*Exercise*. Every line that holds the string "costs" is to be identified and copied.

[Chart and figure data]
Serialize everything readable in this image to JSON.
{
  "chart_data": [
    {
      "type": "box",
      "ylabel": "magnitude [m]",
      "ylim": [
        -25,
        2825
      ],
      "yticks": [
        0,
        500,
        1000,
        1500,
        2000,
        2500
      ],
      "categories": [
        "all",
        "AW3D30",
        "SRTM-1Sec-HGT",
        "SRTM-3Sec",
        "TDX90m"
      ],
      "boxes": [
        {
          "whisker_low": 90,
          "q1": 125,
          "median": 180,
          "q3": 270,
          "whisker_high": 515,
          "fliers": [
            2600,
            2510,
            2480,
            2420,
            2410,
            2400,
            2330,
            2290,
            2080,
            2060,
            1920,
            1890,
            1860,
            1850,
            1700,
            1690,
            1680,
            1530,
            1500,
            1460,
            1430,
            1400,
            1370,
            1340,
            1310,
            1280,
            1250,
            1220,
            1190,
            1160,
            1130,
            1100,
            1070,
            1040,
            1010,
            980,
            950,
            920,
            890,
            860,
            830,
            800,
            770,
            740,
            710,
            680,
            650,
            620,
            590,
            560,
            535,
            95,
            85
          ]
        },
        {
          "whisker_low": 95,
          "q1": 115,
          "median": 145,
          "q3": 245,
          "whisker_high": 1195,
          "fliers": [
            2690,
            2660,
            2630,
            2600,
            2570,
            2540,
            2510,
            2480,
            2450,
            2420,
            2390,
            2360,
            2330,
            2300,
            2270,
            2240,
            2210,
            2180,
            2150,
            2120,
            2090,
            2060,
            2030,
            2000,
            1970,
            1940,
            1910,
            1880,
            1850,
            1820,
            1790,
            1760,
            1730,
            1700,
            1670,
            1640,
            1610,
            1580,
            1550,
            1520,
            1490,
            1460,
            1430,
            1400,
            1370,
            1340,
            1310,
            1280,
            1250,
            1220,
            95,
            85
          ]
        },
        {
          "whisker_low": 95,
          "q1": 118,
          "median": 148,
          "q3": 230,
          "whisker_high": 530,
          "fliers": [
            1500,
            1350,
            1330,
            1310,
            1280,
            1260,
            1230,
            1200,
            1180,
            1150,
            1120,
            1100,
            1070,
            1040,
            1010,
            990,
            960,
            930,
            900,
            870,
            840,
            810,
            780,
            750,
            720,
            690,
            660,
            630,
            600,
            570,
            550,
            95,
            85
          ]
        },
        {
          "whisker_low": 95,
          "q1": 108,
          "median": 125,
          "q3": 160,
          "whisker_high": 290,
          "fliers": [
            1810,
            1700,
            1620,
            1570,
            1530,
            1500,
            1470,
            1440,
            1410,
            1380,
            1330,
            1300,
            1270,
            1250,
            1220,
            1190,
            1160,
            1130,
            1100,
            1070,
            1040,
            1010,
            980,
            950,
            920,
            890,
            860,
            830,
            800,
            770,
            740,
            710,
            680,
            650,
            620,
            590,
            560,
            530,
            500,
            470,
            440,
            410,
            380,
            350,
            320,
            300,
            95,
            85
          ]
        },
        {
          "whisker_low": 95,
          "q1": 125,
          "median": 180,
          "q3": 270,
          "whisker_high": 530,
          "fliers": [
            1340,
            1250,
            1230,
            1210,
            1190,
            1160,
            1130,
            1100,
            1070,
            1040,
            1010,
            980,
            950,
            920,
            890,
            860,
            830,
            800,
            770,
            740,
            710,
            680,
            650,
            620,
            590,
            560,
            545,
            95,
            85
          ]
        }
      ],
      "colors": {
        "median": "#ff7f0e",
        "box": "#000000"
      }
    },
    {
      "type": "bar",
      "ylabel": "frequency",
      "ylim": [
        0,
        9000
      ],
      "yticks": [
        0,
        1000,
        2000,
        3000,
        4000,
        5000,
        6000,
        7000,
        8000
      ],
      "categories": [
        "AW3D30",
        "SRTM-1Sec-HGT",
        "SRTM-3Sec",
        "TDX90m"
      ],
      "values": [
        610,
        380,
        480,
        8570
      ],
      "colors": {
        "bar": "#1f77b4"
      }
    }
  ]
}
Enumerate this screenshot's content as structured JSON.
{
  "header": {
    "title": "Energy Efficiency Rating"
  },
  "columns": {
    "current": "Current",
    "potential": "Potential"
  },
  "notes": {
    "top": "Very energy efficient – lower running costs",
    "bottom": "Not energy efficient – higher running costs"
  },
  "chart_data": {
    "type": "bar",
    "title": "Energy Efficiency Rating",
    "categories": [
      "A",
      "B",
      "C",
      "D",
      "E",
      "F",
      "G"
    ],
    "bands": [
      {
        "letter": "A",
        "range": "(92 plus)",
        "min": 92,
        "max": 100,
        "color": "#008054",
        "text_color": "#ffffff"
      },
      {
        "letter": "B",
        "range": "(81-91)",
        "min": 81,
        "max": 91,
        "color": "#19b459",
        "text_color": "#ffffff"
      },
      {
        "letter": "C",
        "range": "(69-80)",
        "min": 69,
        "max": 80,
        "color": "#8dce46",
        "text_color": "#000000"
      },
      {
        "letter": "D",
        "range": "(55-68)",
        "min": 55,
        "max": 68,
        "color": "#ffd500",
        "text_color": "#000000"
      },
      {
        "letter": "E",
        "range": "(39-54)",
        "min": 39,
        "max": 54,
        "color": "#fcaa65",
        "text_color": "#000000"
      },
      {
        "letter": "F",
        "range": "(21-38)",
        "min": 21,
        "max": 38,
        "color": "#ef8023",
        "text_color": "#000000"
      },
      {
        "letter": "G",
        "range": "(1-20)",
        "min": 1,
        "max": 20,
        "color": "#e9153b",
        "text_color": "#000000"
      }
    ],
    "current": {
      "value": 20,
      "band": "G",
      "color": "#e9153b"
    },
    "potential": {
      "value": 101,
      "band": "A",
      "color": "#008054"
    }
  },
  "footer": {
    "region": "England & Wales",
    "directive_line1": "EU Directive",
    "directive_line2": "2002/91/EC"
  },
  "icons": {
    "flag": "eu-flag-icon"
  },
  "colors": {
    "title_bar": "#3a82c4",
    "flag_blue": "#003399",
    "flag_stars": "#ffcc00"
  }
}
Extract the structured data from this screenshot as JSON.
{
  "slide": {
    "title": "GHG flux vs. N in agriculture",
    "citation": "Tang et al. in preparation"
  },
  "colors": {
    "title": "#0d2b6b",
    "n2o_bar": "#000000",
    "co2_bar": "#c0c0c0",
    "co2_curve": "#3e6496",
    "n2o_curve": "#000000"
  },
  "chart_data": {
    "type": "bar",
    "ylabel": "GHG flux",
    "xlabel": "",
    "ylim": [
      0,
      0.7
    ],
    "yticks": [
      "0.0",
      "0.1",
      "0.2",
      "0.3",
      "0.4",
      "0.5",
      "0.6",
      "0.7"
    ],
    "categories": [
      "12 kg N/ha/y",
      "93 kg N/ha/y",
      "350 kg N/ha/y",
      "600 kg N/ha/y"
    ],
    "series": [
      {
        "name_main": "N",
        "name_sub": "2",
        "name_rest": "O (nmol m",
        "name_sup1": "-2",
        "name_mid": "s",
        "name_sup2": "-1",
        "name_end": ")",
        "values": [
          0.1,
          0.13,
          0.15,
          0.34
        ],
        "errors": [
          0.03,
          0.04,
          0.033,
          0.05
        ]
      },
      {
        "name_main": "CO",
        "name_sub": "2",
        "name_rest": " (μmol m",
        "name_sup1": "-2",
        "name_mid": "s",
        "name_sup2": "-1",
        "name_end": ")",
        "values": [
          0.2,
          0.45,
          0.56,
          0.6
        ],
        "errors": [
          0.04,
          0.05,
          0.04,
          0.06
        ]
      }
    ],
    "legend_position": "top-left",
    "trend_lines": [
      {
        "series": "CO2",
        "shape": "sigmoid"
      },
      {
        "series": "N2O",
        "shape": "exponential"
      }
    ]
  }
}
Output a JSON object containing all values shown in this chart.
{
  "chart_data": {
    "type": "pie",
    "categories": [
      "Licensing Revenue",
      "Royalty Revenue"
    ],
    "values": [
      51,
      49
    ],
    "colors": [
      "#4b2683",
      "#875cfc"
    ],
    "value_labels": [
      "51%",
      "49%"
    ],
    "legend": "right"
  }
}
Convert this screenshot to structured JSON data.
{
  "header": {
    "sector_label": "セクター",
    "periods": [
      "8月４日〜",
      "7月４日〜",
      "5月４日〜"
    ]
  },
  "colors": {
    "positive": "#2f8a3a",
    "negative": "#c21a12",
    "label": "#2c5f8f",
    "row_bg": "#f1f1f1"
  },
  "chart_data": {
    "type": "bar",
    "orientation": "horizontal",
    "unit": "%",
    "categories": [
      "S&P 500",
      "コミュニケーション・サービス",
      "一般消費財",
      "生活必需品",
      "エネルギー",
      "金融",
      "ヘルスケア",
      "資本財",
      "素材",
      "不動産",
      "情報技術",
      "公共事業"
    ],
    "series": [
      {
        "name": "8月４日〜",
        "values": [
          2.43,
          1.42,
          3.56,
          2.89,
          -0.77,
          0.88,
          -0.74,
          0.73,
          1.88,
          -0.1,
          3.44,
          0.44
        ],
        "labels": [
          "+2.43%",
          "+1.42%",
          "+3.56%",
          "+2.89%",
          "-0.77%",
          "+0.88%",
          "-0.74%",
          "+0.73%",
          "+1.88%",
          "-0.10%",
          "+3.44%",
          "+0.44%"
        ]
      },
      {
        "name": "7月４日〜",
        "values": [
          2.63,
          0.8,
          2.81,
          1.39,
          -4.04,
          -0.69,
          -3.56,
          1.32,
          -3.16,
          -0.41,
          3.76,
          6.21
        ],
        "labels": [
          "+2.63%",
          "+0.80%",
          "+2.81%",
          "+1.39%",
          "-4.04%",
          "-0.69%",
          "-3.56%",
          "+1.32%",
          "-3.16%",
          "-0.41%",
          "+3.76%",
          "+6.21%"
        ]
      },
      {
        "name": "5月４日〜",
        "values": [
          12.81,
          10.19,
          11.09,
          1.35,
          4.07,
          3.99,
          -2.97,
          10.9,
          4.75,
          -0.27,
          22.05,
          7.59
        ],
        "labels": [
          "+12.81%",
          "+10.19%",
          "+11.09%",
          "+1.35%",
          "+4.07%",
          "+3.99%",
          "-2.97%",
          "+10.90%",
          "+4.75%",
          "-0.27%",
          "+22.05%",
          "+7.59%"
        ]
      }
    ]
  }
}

*Task answer*.
    "top": "Very energy efficient – lower running costs",
    "bottom": "Not energy efficient – higher running costs"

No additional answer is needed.